:: LISTED ENTRIES ::

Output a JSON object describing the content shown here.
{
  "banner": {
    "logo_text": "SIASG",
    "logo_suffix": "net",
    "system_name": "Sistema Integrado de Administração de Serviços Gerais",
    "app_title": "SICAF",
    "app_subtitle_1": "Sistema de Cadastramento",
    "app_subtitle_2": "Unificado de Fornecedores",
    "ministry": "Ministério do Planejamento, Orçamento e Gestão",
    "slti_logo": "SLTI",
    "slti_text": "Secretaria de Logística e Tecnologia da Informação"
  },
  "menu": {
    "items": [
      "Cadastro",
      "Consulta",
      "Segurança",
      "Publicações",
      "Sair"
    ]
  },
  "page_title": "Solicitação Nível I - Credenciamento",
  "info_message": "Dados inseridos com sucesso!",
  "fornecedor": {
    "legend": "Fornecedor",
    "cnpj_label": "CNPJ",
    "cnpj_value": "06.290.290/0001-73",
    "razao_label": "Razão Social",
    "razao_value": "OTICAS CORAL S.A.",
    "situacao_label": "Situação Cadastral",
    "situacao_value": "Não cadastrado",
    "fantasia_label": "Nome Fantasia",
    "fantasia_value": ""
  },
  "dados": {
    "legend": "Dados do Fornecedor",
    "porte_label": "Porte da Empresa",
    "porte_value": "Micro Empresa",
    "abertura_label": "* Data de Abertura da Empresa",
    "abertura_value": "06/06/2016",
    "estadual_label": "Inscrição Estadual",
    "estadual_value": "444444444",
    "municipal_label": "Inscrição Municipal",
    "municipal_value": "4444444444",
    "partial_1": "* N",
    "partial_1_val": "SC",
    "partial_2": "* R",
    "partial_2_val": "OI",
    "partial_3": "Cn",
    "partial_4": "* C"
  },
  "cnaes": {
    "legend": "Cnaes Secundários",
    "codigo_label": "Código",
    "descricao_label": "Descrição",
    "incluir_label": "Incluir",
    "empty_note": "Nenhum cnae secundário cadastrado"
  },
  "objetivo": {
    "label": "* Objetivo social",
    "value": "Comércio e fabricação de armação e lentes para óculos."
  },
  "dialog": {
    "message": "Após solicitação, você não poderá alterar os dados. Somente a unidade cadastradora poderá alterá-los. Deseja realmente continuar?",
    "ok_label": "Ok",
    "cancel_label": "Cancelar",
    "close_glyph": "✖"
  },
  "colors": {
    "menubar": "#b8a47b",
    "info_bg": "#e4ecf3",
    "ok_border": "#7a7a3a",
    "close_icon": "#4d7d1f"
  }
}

:::

Your task is to return the full listing exactly as it was given.

Output a JSON object describing the content shown here.
{
  "banner": {
    "logo_text": "SIASG",
    "logo_suffix": "net",
    "system_name": "Sistema Integrado de Administração de Serviços Gerais",
    "app_title": "SICAF",
    "app_subtitle_1": "Sistema de Cadastramento",
    "app_subtitle_2": "Unificado de Fornecedores",
    "ministry": "Ministério do Planejamento, Orçamento e Gestão",
    "slti_logo": "SLTI",
    "slti_text": "Secretaria de Logística e Tecnologia da Informação"
  },
  "menu": {
    "items": [
      "Cadastro",
      "Consulta",
      "Segurança",
      "Publicações",
      "Sair"
    ]
  },
  "page_title": "Solicitação Nível I - Credenciamento",
  "info_message": "Dados inseridos com sucesso!",
  "fornecedor": {
    "legend": "Fornecedor",
    "cnpj_label": "CNPJ",
    "cnpj_value": "06.290.290/0001-73",
    "razao_label": "Razão Social",
    "razao_value": "OTICAS CORAL S.A.",
    "situacao_label": "Situação Cadastral",
    "situacao_value": "Não cadastrado",
    "fantasia_label": "Nome Fantasia",
    "fantasia_value": ""
  },
  "dados": {
    "legend": "Dados do Fornecedor",
    "porte_label": "Porte da Empresa",
    "porte_value": "Micro Empresa",
    "abertura_label": "* Data de Abertura da Empresa",
    "abertura_value": "06/06/2016",
    "estadual_label": "Inscrição Estadual",
    "estadual_value": "444444444",
    "municipal_label": "Inscrição Municipal",
    "municipal_value": "4444444444",
    "partial_1": "* N",
    "partial_1_val": "SC",
    "partial_2": "* R",
    "partial_2_val": "OI",
    "partial_3": "Cn",
    "partial_4": "* C"
  },
  "cnaes": {
    "legend": "Cnaes Secundários",
    "codigo_label": "Código",
    "descricao_label": "Descrição",
    "incluir_label": "Incluir",
    "empty_note": "Nenhum cnae secundário cadastrado"
  },
  "objetivo": {
    "label": "* Objetivo social",
    "value": "Comércio e fabricação de armação e lentes para óculos."
  },
  "dialog": {
    "message": "Após solicitação, você não poderá alterar os dados. Somente a unidade cadastradora poderá alterá-los. Deseja realmente continuar?",
    "ok_label": "Ok",
    "cancel_label": "Cancelar",
    "close_glyph": "✖"
  },
  "colors": {
    "menubar": "#b8a47b",
    "info_bg": "#e4ecf3",
    "ok_border": "#7a7a3a",
    "close_icon": "#4d7d1f"
  }
}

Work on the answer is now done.